Dataset items:
•••••
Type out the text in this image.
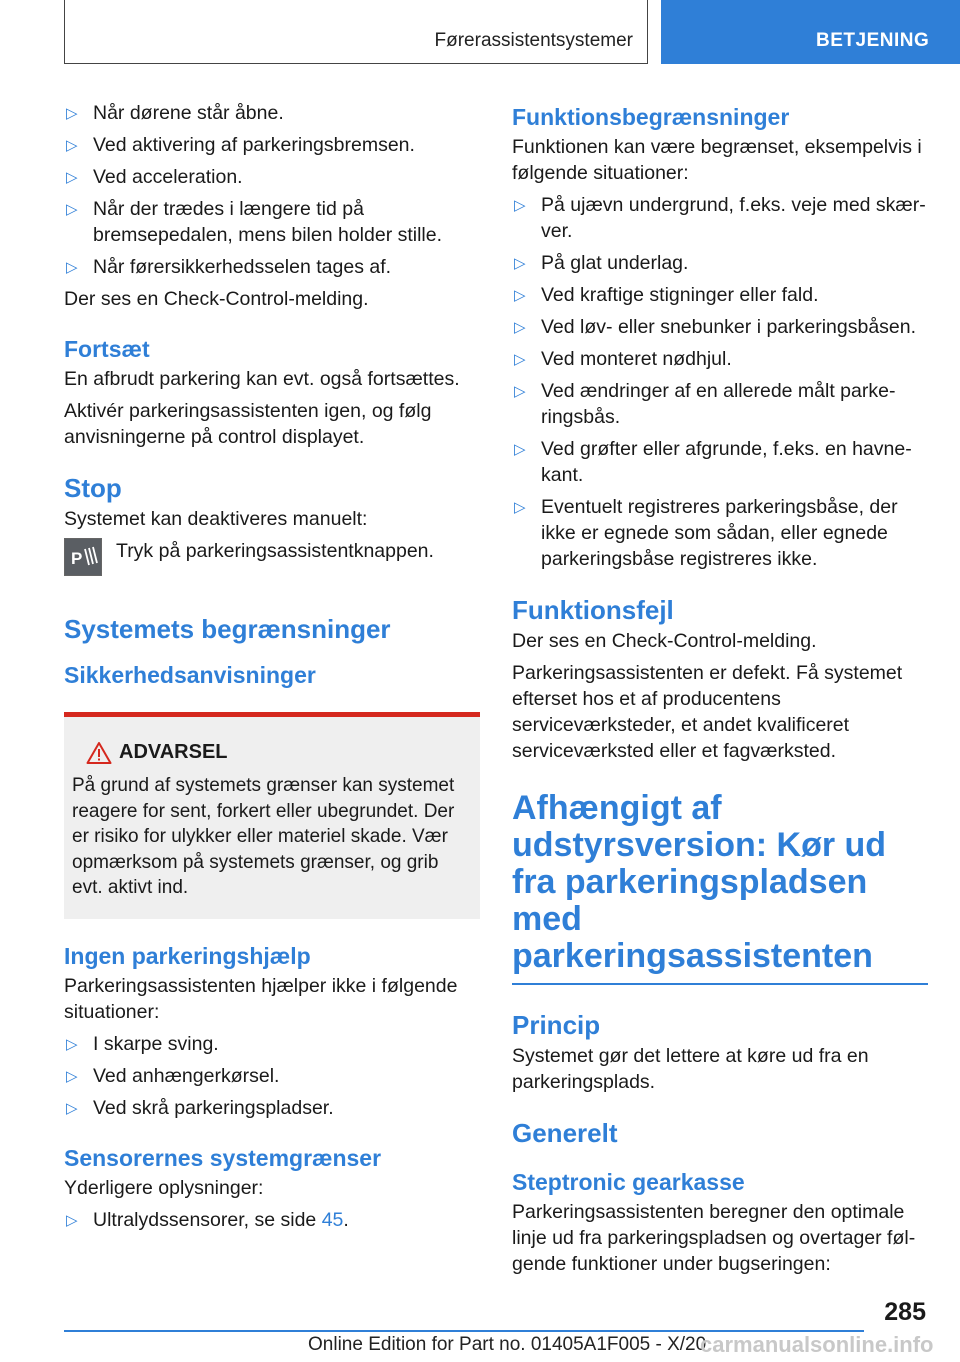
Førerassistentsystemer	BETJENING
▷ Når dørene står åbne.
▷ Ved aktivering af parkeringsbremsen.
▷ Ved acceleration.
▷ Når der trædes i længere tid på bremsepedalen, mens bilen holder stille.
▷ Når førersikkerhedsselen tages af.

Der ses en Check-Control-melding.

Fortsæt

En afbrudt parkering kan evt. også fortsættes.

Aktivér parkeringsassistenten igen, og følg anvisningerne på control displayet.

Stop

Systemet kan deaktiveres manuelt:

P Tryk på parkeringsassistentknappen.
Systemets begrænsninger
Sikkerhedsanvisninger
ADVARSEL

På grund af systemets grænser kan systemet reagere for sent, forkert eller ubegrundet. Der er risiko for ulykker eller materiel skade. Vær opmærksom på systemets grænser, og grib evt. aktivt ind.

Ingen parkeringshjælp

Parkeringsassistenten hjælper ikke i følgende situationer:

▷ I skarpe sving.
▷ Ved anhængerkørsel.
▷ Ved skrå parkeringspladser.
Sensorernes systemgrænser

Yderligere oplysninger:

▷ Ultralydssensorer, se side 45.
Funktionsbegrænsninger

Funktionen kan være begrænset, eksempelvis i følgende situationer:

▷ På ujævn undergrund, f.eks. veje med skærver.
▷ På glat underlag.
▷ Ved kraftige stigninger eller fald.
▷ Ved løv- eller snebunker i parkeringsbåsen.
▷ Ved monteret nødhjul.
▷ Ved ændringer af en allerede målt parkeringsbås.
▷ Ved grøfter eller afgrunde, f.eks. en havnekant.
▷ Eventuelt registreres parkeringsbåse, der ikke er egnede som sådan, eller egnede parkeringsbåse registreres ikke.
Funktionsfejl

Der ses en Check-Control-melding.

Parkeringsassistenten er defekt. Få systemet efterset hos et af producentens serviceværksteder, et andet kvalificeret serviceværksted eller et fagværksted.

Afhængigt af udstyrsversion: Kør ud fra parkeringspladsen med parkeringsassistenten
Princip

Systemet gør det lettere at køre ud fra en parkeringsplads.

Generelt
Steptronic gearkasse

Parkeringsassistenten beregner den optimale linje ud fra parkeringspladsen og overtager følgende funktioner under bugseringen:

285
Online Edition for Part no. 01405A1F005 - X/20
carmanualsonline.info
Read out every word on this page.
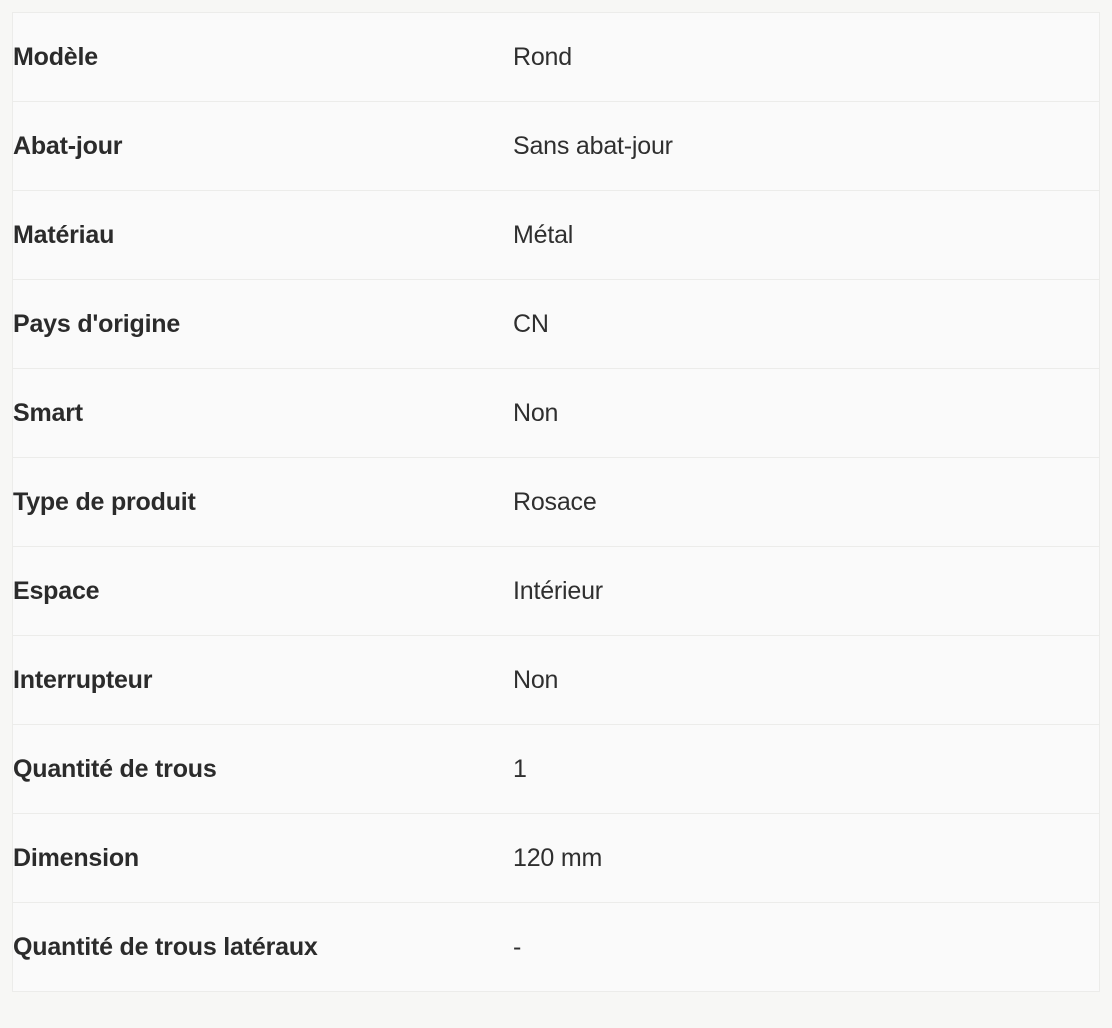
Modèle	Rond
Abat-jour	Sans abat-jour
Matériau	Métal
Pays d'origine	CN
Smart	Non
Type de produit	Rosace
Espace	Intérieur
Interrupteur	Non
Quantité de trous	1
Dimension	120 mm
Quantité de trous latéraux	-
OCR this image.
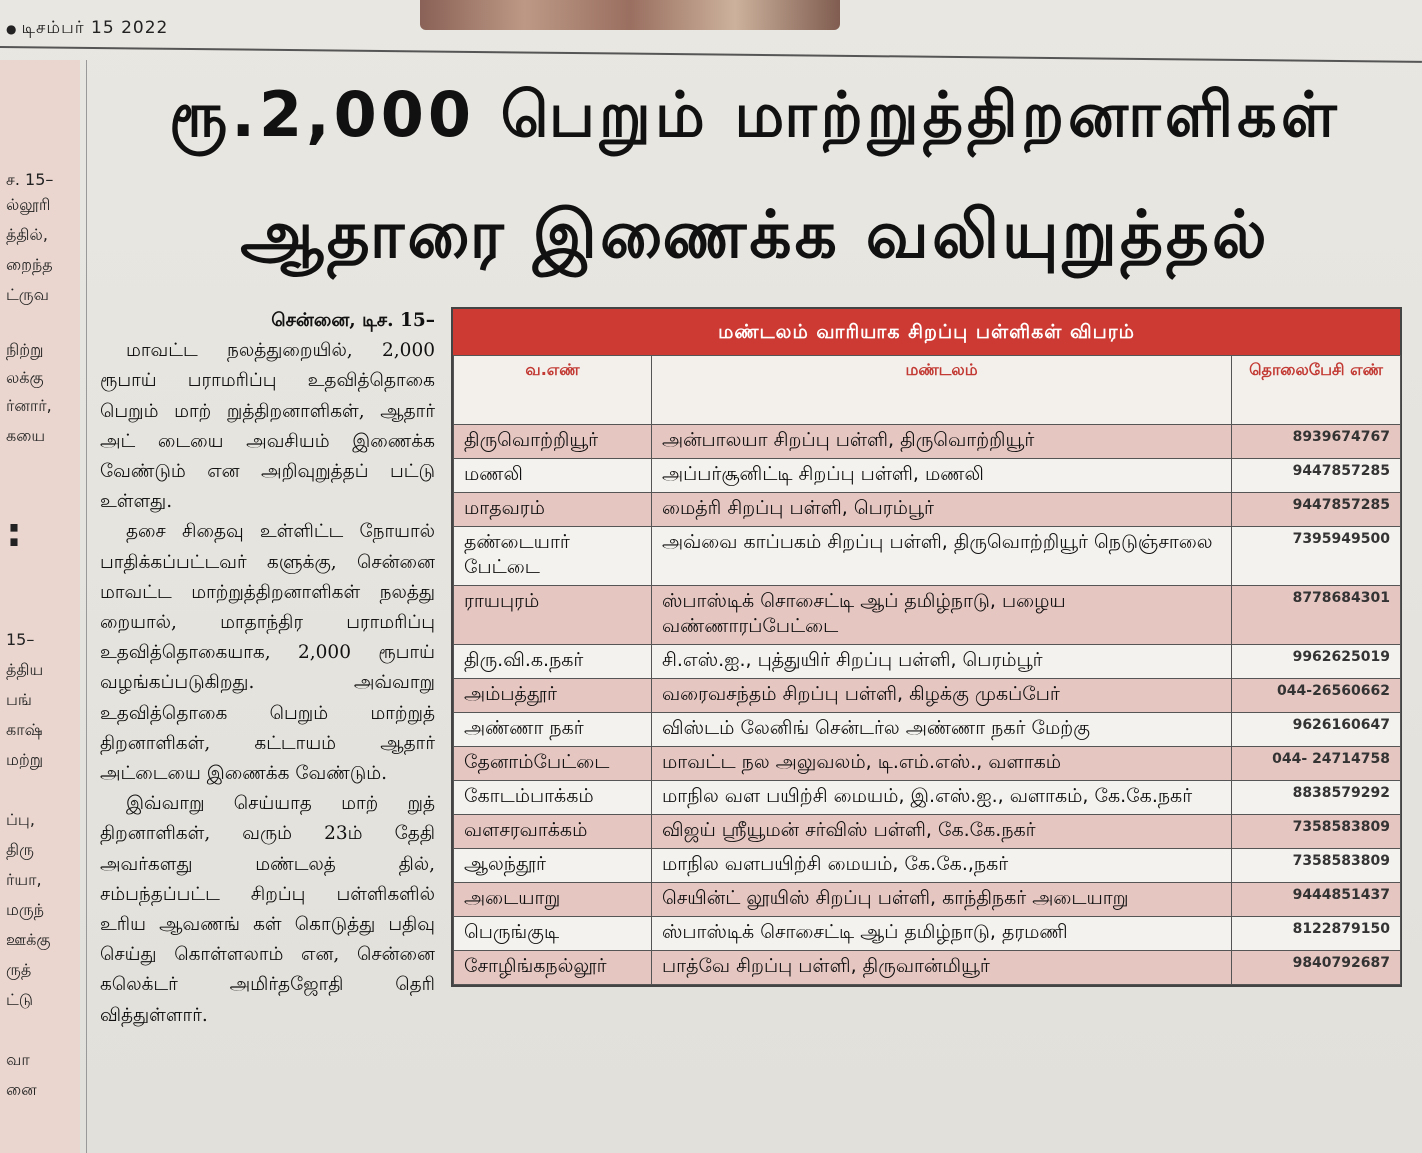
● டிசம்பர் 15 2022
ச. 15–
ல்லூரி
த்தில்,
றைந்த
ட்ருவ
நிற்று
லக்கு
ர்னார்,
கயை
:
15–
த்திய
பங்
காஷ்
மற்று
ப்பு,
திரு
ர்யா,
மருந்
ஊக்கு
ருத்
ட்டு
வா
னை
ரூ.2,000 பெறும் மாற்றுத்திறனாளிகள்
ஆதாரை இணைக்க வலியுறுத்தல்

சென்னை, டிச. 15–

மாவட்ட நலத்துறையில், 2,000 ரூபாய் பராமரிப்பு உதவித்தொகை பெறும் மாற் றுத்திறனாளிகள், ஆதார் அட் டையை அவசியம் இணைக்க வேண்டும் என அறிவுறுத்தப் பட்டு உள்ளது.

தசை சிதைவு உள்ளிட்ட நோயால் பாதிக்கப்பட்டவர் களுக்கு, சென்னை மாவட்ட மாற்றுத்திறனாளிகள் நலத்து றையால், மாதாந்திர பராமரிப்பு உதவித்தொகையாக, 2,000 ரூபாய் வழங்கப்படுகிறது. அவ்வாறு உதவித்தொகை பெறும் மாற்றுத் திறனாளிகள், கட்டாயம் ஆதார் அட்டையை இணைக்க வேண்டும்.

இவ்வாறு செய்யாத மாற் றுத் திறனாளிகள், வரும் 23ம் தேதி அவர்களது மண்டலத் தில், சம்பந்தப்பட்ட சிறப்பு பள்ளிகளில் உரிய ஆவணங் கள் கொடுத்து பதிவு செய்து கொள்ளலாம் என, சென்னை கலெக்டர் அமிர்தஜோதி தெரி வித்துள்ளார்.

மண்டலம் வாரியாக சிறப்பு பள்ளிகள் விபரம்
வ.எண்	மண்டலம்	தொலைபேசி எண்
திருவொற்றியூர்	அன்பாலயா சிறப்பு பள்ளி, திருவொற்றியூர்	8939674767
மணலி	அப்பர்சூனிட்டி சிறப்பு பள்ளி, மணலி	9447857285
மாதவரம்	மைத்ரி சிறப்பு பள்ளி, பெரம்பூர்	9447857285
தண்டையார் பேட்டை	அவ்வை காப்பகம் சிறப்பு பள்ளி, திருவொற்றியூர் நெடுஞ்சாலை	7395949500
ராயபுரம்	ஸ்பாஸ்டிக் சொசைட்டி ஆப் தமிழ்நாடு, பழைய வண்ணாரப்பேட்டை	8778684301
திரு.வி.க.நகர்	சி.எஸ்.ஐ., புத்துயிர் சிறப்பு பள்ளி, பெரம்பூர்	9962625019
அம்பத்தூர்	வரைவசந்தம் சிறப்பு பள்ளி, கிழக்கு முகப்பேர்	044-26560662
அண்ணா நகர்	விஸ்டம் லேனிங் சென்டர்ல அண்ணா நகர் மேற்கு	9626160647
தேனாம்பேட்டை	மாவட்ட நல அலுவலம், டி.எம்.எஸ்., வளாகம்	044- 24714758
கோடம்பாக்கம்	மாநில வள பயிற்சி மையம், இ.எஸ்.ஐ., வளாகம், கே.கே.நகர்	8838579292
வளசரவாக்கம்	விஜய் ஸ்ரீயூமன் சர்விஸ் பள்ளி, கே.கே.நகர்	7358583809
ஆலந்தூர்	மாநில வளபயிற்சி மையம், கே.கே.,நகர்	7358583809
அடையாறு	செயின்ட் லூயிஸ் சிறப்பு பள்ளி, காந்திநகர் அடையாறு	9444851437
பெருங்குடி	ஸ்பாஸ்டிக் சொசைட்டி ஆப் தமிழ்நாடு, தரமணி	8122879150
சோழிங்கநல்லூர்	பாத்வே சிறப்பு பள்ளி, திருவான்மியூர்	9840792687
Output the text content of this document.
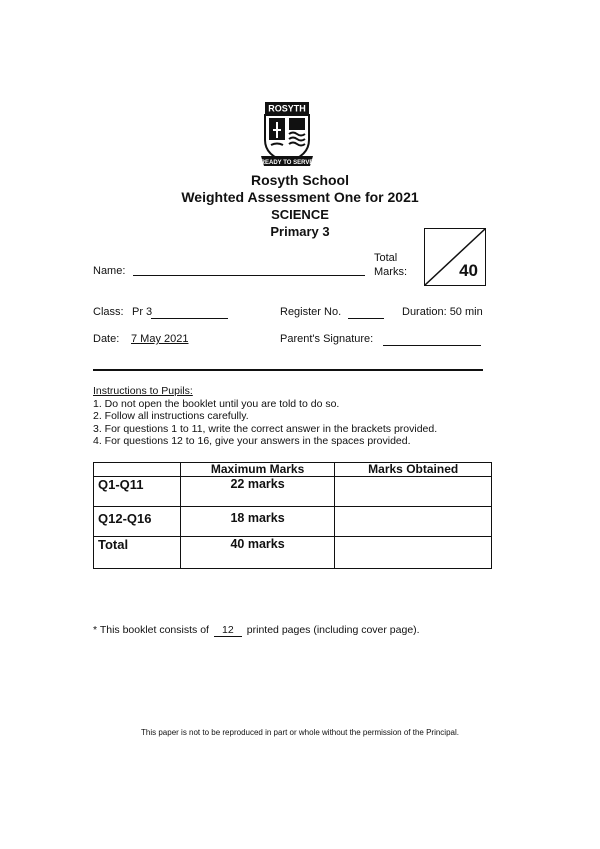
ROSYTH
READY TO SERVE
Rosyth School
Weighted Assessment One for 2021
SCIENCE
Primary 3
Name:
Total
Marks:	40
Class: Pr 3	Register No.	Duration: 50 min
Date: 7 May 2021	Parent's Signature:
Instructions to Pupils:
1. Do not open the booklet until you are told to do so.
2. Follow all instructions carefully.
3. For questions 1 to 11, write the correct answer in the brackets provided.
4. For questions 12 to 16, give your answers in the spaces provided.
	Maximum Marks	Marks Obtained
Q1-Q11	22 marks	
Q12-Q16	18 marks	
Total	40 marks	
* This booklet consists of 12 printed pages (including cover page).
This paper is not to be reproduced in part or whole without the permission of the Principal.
•••••
**Challenge**:
Make an exact copy of the whole listing, but don't bring over any pictures.

**Exercise output**:
Type out the text in this image.
Førerassistentsystemer	BETJENING
▷ Når dørene står åbne.
▷ Ved aktivering af parkeringsbremsen.
▷ Ved acceleration.
▷ Når der trædes i længere tid på bremsepedalen, mens bilen holder stille.
▷ Når førersikkerhedsselen tages af.

Der ses en Check-Control-melding.

Fortsæt

En afbrudt parkering kan evt. også fortsættes.

Aktivér parkeringsassistenten igen, og følg anvisningerne på control displayet.

Stop

Systemet kan deaktiveres manuelt:

P Tryk på parkeringsassistentknappen.
Systemets begrænsninger
Sikkerhedsanvisninger
ADVARSEL

På grund af systemets grænser kan systemet reagere for sent, forkert eller ubegrundet. Der er risiko for ulykker eller materiel skade. Vær opmærksom på systemets grænser, og grib evt. aktivt ind.

Ingen parkeringshjælp

Parkeringsassistenten hjælper ikke i følgende situationer:

▷ I skarpe sving.
▷ Ved anhængerkørsel.
▷ Ved skrå parkeringspladser.
Sensorernes systemgrænser

Yderligere oplysninger:

▷ Ultralydssensorer, se side 45.
Funktionsbegrænsninger

Funktionen kan være begrænset, eksempelvis i følgende situationer:

▷ På ujævn undergrund, f.eks. veje med skærver.
▷ På glat underlag.
▷ Ved kraftige stigninger eller fald.
▷ Ved løv- eller snebunker i parkeringsbåsen.
▷ Ved monteret nødhjul.
▷ Ved ændringer af en allerede målt parkeringsbås.
▷ Ved grøfter eller afgrunde, f.eks. en havnekant.
▷ Eventuelt registreres parkeringsbåse, der ikke er egnede som sådan, eller egnede parkeringsbåse registreres ikke.
Funktionsfejl

Der ses en Check-Control-melding.

Parkeringsassistenten er defekt. Få systemet efterset hos et af producentens serviceværksteder, et andet kvalificeret serviceværksted eller et fagværksted.

Afhængigt af udstyrsversion: Kør ud fra parkeringspladsen med parkeringsassistenten
Princip

Systemet gør det lettere at køre ud fra en parkeringsplads.

Generelt
Steptronic gearkasse

Parkeringsassistenten beregner den optimale linje ud fra parkeringspladsen og overtager følgende funktioner under bugseringen:

285
Online Edition for Part no. 01405A1F005 - X/20
carmanualsonline.info
Read out every word on this page.
Modèle	Rond
Abat-jour	Sans abat-jour
Matériau	Métal
Pays d'origine	CN
Smart	Non
Type de produit	Rosace
Espace	Intérieur
Interrupteur	Non
Quantité de trous	1
Dimension	120 mm
Quantité de trous latéraux	-
OCR this image.
● டிசம்பர் 15 2022
ச. 15–
ல்லூரி
த்தில்,
றைந்த
ட்ருவ
நிற்று
லக்கு
ர்னார்,
கயை
:
15–
த்திய
பங்
காஷ்
மற்று
ப்பு,
திரு
ர்யா,
மருந்
ஊக்கு
ருத்
ட்டு
வா
னை
ரூ.2,000 பெறும் மாற்றுத்திறனாளிகள்
ஆதாரை இணைக்க வலியுறுத்தல்

சென்னை, டிச. 15–

மாவட்ட நலத்துறையில், 2,000 ரூபாய் பராமரிப்பு உதவித்தொகை பெறும் மாற் றுத்திறனாளிகள், ஆதார் அட் டையை அவசியம் இணைக்க வேண்டும் என அறிவுறுத்தப் பட்டு உள்ளது.

தசை சிதைவு உள்ளிட்ட நோயால் பாதிக்கப்பட்டவர் களுக்கு, சென்னை மாவட்ட மாற்றுத்திறனாளிகள் நலத்து றையால், மாதாந்திர பராமரிப்பு உதவித்தொகையாக, 2,000 ரூபாய் வழங்கப்படுகிறது. அவ்வாறு உதவித்தொகை பெறும் மாற்றுத் திறனாளிகள், கட்டாயம் ஆதார் அட்டையை இணைக்க வேண்டும்.

இவ்வாறு செய்யாத மாற் றுத் திறனாளிகள், வரும் 23ம் தேதி அவர்களது மண்டலத் தில், சம்பந்தப்பட்ட சிறப்பு பள்ளிகளில் உரிய ஆவணங் கள் கொடுத்து பதிவு செய்து கொள்ளலாம் என, சென்னை கலெக்டர் அமிர்தஜோதி தெரி வித்துள்ளார்.

மண்டலம் வாரியாக சிறப்பு பள்ளிகள் விபரம்
வ.எண்	மண்டலம்	தொலைபேசி எண்
திருவொற்றியூர்	அன்பாலயா சிறப்பு பள்ளி, திருவொற்றியூர்	8939674767
மணலி	அப்பர்சூனிட்டி சிறப்பு பள்ளி, மணலி	9447857285
மாதவரம்	மைத்ரி சிறப்பு பள்ளி, பெரம்பூர்	9447857285
தண்டையார் பேட்டை	அவ்வை காப்பகம் சிறப்பு பள்ளி, திருவொற்றியூர் நெடுஞ்சாலை	7395949500
ராயபுரம்	ஸ்பாஸ்டிக் சொசைட்டி ஆப் தமிழ்நாடு, பழைய வண்ணாரப்பேட்டை	8778684301
திரு.வி.க.நகர்	சி.எஸ்.ஐ., புத்துயிர் சிறப்பு பள்ளி, பெரம்பூர்	9962625019
அம்பத்தூர்	வரைவசந்தம் சிறப்பு பள்ளி, கிழக்கு முகப்பேர்	044-26560662
அண்ணா நகர்	விஸ்டம் லேனிங் சென்டர்ல அண்ணா நகர் மேற்கு	9626160647
தேனாம்பேட்டை	மாவட்ட நல அலுவலம், டி.எம்.எஸ்., வளாகம்	044- 24714758
கோடம்பாக்கம்	மாநில வள பயிற்சி மையம், இ.எஸ்.ஐ., வளாகம், கே.கே.நகர்	8838579292
வளசரவாக்கம்	விஜய் ஸ்ரீயூமன் சர்விஸ் பள்ளி, கே.கே.நகர்	7358583809
ஆலந்தூர்	மாநில வளபயிற்சி மையம், கே.கே.,நகர்	7358583809
அடையாறு	செயின்ட் லூயிஸ் சிறப்பு பள்ளி, காந்திநகர் அடையாறு	9444851437
பெருங்குடி	ஸ்பாஸ்டிக் சொசைட்டி ஆப் தமிழ்நாடு, தரமணி	8122879150
சோழிங்கநல்லூர்	பாத்வே சிறப்பு பள்ளி, திருவான்மியூர்	9840792687
Output the text content of this document.
ROSYTH
READY TO SERVE
Rosyth School
Weighted Assessment One for 2021
SCIENCE
Primary 3
Name:
Total
Marks:	40
Class: Pr 3	Register No.	Duration: 50 min
Date: 7 May 2021	Parent's Signature:
Instructions to Pupils:
1. Do not open the booklet until you are told to do so.
2. Follow all instructions carefully.
3. For questions 1 to 11, write the correct answer in the brackets provided.
4. For questions 12 to 16, give your answers in the spaces provided.
	Maximum Marks	Marks Obtained
Q1-Q11	22 marks	
Q12-Q16	18 marks	
Total	40 marks	
* This booklet consists of 12 printed pages (including cover page).
This paper is not to be reproduced in part or whole without the permission of the Principal.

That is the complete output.